◆ PROBLEM TO SOLVE ◆
Print the listing that follows, character for character.

----

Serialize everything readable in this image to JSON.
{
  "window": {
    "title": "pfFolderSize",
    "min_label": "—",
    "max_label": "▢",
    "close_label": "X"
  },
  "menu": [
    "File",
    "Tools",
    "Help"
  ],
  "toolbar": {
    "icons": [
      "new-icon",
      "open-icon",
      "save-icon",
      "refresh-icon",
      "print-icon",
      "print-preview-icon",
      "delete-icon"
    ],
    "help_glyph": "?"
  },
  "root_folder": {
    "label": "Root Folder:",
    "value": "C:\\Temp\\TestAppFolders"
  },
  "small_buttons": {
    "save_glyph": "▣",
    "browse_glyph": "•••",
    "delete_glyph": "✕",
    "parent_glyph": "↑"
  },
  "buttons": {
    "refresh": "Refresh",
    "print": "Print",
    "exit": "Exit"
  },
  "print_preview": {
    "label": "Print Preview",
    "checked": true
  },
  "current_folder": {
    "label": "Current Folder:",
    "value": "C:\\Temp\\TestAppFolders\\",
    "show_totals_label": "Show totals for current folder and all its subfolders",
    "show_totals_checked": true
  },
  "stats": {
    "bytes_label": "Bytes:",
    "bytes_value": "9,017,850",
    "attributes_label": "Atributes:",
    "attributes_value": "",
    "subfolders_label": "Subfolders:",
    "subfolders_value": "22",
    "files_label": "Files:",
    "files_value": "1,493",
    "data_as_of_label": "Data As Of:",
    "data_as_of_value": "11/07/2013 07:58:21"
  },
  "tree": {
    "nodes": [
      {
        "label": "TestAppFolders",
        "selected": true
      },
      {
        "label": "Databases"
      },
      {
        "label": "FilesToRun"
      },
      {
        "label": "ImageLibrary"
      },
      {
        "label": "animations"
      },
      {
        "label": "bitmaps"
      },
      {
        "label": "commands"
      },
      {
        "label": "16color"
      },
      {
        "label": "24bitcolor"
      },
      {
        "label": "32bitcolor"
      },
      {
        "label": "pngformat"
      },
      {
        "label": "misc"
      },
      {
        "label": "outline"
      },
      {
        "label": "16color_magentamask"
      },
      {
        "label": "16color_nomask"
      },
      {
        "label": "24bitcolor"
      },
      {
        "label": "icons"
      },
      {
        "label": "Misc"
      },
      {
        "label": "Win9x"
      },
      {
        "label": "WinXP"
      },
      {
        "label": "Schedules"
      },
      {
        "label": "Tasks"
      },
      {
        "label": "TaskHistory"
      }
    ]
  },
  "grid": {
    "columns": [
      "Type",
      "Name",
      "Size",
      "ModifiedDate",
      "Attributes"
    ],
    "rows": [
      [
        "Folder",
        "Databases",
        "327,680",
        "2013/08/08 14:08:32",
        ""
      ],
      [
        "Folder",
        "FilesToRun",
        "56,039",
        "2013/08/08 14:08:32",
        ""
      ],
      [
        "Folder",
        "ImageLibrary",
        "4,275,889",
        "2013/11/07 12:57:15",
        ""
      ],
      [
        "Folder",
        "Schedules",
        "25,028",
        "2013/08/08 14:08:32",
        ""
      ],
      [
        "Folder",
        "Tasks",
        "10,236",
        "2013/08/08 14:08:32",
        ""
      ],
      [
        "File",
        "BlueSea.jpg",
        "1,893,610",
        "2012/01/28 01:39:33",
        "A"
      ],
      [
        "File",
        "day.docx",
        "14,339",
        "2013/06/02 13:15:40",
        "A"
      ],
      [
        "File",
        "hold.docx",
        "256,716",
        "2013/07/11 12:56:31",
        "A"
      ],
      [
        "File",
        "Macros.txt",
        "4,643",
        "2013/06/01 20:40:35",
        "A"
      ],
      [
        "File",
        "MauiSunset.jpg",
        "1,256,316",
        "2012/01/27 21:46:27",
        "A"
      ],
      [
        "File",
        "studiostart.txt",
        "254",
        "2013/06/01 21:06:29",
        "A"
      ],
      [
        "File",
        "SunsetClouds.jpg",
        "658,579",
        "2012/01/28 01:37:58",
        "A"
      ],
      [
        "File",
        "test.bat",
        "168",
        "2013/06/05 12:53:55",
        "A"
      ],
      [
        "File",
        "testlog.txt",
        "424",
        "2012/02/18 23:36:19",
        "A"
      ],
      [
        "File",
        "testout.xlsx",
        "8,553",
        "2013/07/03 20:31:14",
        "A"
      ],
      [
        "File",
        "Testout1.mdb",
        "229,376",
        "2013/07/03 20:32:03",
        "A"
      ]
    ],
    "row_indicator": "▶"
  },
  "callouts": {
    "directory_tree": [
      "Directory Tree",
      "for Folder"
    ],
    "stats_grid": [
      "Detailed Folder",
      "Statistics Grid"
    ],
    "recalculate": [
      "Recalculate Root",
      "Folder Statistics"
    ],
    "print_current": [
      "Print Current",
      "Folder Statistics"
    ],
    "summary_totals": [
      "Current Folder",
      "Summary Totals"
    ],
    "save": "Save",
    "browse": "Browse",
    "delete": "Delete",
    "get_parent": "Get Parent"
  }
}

----

◆ EXERCISE ANSWER ◆
Serialize everything readable in this image to JSON.
{
  "window": {
    "title": "pfFolderSize",
    "min_label": "—",
    "max_label": "▢",
    "close_label": "X"
  },
  "menu": [
    "File",
    "Tools",
    "Help"
  ],
  "toolbar": {
    "icons": [
      "new-icon",
      "open-icon",
      "save-icon",
      "refresh-icon",
      "print-icon",
      "print-preview-icon",
      "delete-icon"
    ],
    "help_glyph": "?"
  },
  "root_folder": {
    "label": "Root Folder:",
    "value": "C:\\Temp\\TestAppFolders"
  },
  "small_buttons": {
    "save_glyph": "▣",
    "browse_glyph": "•••",
    "delete_glyph": "✕",
    "parent_glyph": "↑"
  },
  "buttons": {
    "refresh": "Refresh",
    "print": "Print",
    "exit": "Exit"
  },
  "print_preview": {
    "label": "Print Preview",
    "checked": true
  },
  "current_folder": {
    "label": "Current Folder:",
    "value": "C:\\Temp\\TestAppFolders\\",
    "show_totals_label": "Show totals for current folder and all its subfolders",
    "show_totals_checked": true
  },
  "stats": {
    "bytes_label": "Bytes:",
    "bytes_value": "9,017,850",
    "attributes_label": "Atributes:",
    "attributes_value": "",
    "subfolders_label": "Subfolders:",
    "subfolders_value": "22",
    "files_label": "Files:",
    "files_value": "1,493",
    "data_as_of_label": "Data As Of:",
    "data_as_of_value": "11/07/2013 07:58:21"
  },
  "tree": {
    "nodes": [
      {
        "label": "TestAppFolders",
        "selected": true
      },
      {
        "label": "Databases"
      },
      {
        "label": "FilesToRun"
      },
      {
        "label": "ImageLibrary"
      },
      {
        "label": "animations"
      },
      {
        "label": "bitmaps"
      },
      {
        "label": "commands"
      },
      {
        "label": "16color"
      },
      {
        "label": "24bitcolor"
      },
      {
        "label": "32bitcolor"
      },
      {
        "label": "pngformat"
      },
      {
        "label": "misc"
      },
      {
        "label": "outline"
      },
      {
        "label": "16color_magentamask"
      },
      {
        "label": "16color_nomask"
      },
      {
        "label": "24bitcolor"
      },
      {
        "label": "icons"
      },
      {
        "label": "Misc"
      },
      {
        "label": "Win9x"
      },
      {
        "label": "WinXP"
      },
      {
        "label": "Schedules"
      },
      {
        "label": "Tasks"
      },
      {
        "label": "TaskHistory"
      }
    ]
  },
  "grid": {
    "columns": [
      "Type",
      "Name",
      "Size",
      "ModifiedDate",
      "Attributes"
    ],
    "rows": [
      [
        "Folder",
        "Databases",
        "327,680",
        "2013/08/08 14:08:32",
        ""
      ],
      [
        "Folder",
        "FilesToRun",
        "56,039",
        "2013/08/08 14:08:32",
        ""
      ],
      [
        "Folder",
        "ImageLibrary",
        "4,275,889",
        "2013/11/07 12:57:15",
        ""
      ],
      [
        "Folder",
        "Schedules",
        "25,028",
        "2013/08/08 14:08:32",
        ""
      ],
      [
        "Folder",
        "Tasks",
        "10,236",
        "2013/08/08 14:08:32",
        ""
      ],
      [
        "File",
        "BlueSea.jpg",
        "1,893,610",
        "2012/01/28 01:39:33",
        "A"
      ],
      [
        "File",
        "day.docx",
        "14,339",
        "2013/06/02 13:15:40",
        "A"
      ],
      [
        "File",
        "hold.docx",
        "256,716",
        "2013/07/11 12:56:31",
        "A"
      ],
      [
        "File",
        "Macros.txt",
        "4,643",
        "2013/06/01 20:40:35",
        "A"
      ],
      [
        "File",
        "MauiSunset.jpg",
        "1,256,316",
        "2012/01/27 21:46:27",
        "A"
      ],
      [
        "File",
        "studiostart.txt",
        "254",
        "2013/06/01 21:06:29",
        "A"
      ],
      [
        "File",
        "SunsetClouds.jpg",
        "658,579",
        "2012/01/28 01:37:58",
        "A"
      ],
      [
        "File",
        "test.bat",
        "168",
        "2013/06/05 12:53:55",
        "A"
      ],
      [
        "File",
        "testlog.txt",
        "424",
        "2012/02/18 23:36:19",
        "A"
      ],
      [
        "File",
        "testout.xlsx",
        "8,553",
        "2013/07/03 20:31:14",
        "A"
      ],
      [
        "File",
        "Testout1.mdb",
        "229,376",
        "2013/07/03 20:32:03",
        "A"
      ]
    ],
    "row_indicator": "▶"
  },
  "callouts": {
    "directory_tree": [
      "Directory Tree",
      "for Folder"
    ],
    "stats_grid": [
      "Detailed Folder",
      "Statistics Grid"
    ],
    "recalculate": [
      "Recalculate Root",
      "Folder Statistics"
    ],
    "print_current": [
      "Print Current",
      "Folder Statistics"
    ],
    "summary_totals": [
      "Current Folder",
      "Summary Totals"
    ],
    "save": "Save",
    "browse": "Browse",
    "delete": "Delete",
    "get_parent": "Get Parent"
  }
}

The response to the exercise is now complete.